» WHAT TO PRODUCE
All of the records below need to be copied exactly.

» PROVIDED MATERIAL

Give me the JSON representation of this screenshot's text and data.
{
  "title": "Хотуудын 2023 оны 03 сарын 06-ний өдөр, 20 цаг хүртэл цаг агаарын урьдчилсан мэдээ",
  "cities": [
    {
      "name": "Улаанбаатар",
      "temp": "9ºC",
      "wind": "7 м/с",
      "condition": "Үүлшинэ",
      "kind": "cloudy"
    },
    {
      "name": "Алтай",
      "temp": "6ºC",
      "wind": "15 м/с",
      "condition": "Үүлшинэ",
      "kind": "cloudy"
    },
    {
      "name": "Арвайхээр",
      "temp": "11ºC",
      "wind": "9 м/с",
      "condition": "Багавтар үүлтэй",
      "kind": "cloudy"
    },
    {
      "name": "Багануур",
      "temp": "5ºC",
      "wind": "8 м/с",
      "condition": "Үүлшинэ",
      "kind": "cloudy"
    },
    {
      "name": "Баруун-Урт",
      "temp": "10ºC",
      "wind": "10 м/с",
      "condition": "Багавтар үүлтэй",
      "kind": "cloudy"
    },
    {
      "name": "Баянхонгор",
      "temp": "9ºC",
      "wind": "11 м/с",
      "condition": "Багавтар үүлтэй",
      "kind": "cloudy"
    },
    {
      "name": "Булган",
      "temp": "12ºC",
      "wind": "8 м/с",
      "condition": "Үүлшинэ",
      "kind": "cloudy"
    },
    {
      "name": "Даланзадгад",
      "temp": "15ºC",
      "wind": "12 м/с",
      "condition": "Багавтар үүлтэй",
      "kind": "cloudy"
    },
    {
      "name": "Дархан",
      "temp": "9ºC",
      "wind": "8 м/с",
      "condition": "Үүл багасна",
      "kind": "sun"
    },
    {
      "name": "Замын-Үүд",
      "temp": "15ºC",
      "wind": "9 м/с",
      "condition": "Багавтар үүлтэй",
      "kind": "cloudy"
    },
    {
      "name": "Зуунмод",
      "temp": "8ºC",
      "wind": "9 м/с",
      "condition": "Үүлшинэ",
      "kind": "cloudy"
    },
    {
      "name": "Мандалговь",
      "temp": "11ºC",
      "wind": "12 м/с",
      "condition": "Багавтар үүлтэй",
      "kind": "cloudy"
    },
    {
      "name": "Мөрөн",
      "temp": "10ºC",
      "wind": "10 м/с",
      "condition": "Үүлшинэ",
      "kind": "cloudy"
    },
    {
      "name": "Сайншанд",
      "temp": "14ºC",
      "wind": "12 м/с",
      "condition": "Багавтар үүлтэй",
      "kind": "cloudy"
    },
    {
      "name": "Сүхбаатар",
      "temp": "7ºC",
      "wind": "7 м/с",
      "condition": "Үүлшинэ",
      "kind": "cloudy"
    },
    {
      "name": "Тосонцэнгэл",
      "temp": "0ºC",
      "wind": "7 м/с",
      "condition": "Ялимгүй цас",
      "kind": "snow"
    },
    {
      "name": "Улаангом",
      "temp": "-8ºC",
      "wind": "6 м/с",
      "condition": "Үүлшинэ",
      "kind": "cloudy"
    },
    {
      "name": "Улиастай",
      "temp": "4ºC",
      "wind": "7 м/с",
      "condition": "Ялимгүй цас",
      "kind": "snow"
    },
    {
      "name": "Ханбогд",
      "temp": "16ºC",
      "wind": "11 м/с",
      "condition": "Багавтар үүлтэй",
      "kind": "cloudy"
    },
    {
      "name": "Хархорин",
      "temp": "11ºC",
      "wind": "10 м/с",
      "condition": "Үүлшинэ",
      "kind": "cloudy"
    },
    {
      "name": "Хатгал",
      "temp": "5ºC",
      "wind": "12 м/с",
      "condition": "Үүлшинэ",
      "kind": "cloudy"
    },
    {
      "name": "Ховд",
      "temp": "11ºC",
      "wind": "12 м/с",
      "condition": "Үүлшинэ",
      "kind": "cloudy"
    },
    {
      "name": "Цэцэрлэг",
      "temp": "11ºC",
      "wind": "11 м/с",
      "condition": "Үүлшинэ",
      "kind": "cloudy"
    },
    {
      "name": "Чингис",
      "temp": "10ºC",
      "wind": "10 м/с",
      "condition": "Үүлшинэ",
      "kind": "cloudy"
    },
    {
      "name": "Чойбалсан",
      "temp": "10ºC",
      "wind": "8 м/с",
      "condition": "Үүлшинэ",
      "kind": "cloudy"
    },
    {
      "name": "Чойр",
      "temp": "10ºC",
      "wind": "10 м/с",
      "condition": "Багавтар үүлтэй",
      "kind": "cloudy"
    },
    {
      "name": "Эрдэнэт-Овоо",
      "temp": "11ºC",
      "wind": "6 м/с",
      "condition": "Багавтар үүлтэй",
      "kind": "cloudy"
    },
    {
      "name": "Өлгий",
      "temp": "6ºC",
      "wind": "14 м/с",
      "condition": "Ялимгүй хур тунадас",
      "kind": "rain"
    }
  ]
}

» ANSWER TO THE PROBLEM
Give me the JSON representation of this screenshot's text and data.
{
  "title": "Хотуудын 2023 оны 03 сарын 06-ний өдөр, 20 цаг хүртэл цаг агаарын урьдчилсан мэдээ",
  "cities": [
    {
      "name": "Улаанбаатар",
      "temp": "9ºC",
      "wind": "7 м/с",
      "condition": "Үүлшинэ",
      "kind": "cloudy"
    },
    {
      "name": "Алтай",
      "temp": "6ºC",
      "wind": "15 м/с",
      "condition": "Үүлшинэ",
      "kind": "cloudy"
    },
    {
      "name": "Арвайхээр",
      "temp": "11ºC",
      "wind": "9 м/с",
      "condition": "Багавтар үүлтэй",
      "kind": "cloudy"
    },
    {
      "name": "Багануур",
      "temp": "5ºC",
      "wind": "8 м/с",
      "condition": "Үүлшинэ",
      "kind": "cloudy"
    },
    {
      "name": "Баруун-Урт",
      "temp": "10ºC",
      "wind": "10 м/с",
      "condition": "Багавтар үүлтэй",
      "kind": "cloudy"
    },
    {
      "name": "Баянхонгор",
      "temp": "9ºC",
      "wind": "11 м/с",
      "condition": "Багавтар үүлтэй",
      "kind": "cloudy"
    },
    {
      "name": "Булган",
      "temp": "12ºC",
      "wind": "8 м/с",
      "condition": "Үүлшинэ",
      "kind": "cloudy"
    },
    {
      "name": "Даланзадгад",
      "temp": "15ºC",
      "wind": "12 м/с",
      "condition": "Багавтар үүлтэй",
      "kind": "cloudy"
    },
    {
      "name": "Дархан",
      "temp": "9ºC",
      "wind": "8 м/с",
      "condition": "Үүл багасна",
      "kind": "sun"
    },
    {
      "name": "Замын-Үүд",
      "temp": "15ºC",
      "wind": "9 м/с",
      "condition": "Багавтар үүлтэй",
      "kind": "cloudy"
    },
    {
      "name": "Зуунмод",
      "temp": "8ºC",
      "wind": "9 м/с",
      "condition": "Үүлшинэ",
      "kind": "cloudy"
    },
    {
      "name": "Мандалговь",
      "temp": "11ºC",
      "wind": "12 м/с",
      "condition": "Багавтар үүлтэй",
      "kind": "cloudy"
    },
    {
      "name": "Мөрөн",
      "temp": "10ºC",
      "wind": "10 м/с",
      "condition": "Үүлшинэ",
      "kind": "cloudy"
    },
    {
      "name": "Сайншанд",
      "temp": "14ºC",
      "wind": "12 м/с",
      "condition": "Багавтар үүлтэй",
      "kind": "cloudy"
    },
    {
      "name": "Сүхбаатар",
      "temp": "7ºC",
      "wind": "7 м/с",
      "condition": "Үүлшинэ",
      "kind": "cloudy"
    },
    {
      "name": "Тосонцэнгэл",
      "temp": "0ºC",
      "wind": "7 м/с",
      "condition": "Ялимгүй цас",
      "kind": "snow"
    },
    {
      "name": "Улаангом",
      "temp": "-8ºC",
      "wind": "6 м/с",
      "condition": "Үүлшинэ",
      "kind": "cloudy"
    },
    {
      "name": "Улиастай",
      "temp": "4ºC",
      "wind": "7 м/с",
      "condition": "Ялимгүй цас",
      "kind": "snow"
    },
    {
      "name": "Ханбогд",
      "temp": "16ºC",
      "wind": "11 м/с",
      "condition": "Багавтар үүлтэй",
      "kind": "cloudy"
    },
    {
      "name": "Хархорин",
      "temp": "11ºC",
      "wind": "10 м/с",
      "condition": "Үүлшинэ",
      "kind": "cloudy"
    },
    {
      "name": "Хатгал",
      "temp": "5ºC",
      "wind": "12 м/с",
      "condition": "Үүлшинэ",
      "kind": "cloudy"
    },
    {
      "name": "Ховд",
      "temp": "11ºC",
      "wind": "12 м/с",
      "condition": "Үүлшинэ",
      "kind": "cloudy"
    },
    {
      "name": "Цэцэрлэг",
      "temp": "11ºC",
      "wind": "11 м/с",
      "condition": "Үүлшинэ",
      "kind": "cloudy"
    },
    {
      "name": "Чингис",
      "temp": "10ºC",
      "wind": "10 м/с",
      "condition": "Үүлшинэ",
      "kind": "cloudy"
    },
    {
      "name": "Чойбалсан",
      "temp": "10ºC",
      "wind": "8 м/с",
      "condition": "Үүлшинэ",
      "kind": "cloudy"
    },
    {
      "name": "Чойр",
      "temp": "10ºC",
      "wind": "10 м/с",
      "condition": "Багавтар үүлтэй",
      "kind": "cloudy"
    },
    {
      "name": "Эрдэнэт-Овоо",
      "temp": "11ºC",
      "wind": "6 м/с",
      "condition": "Багавтар үүлтэй",
      "kind": "cloudy"
    },
    {
      "name": "Өлгий",
      "temp": "6ºC",
      "wind": "14 м/с",
      "condition": "Ялимгүй хур тунадас",
      "kind": "rain"
    }
  ]
}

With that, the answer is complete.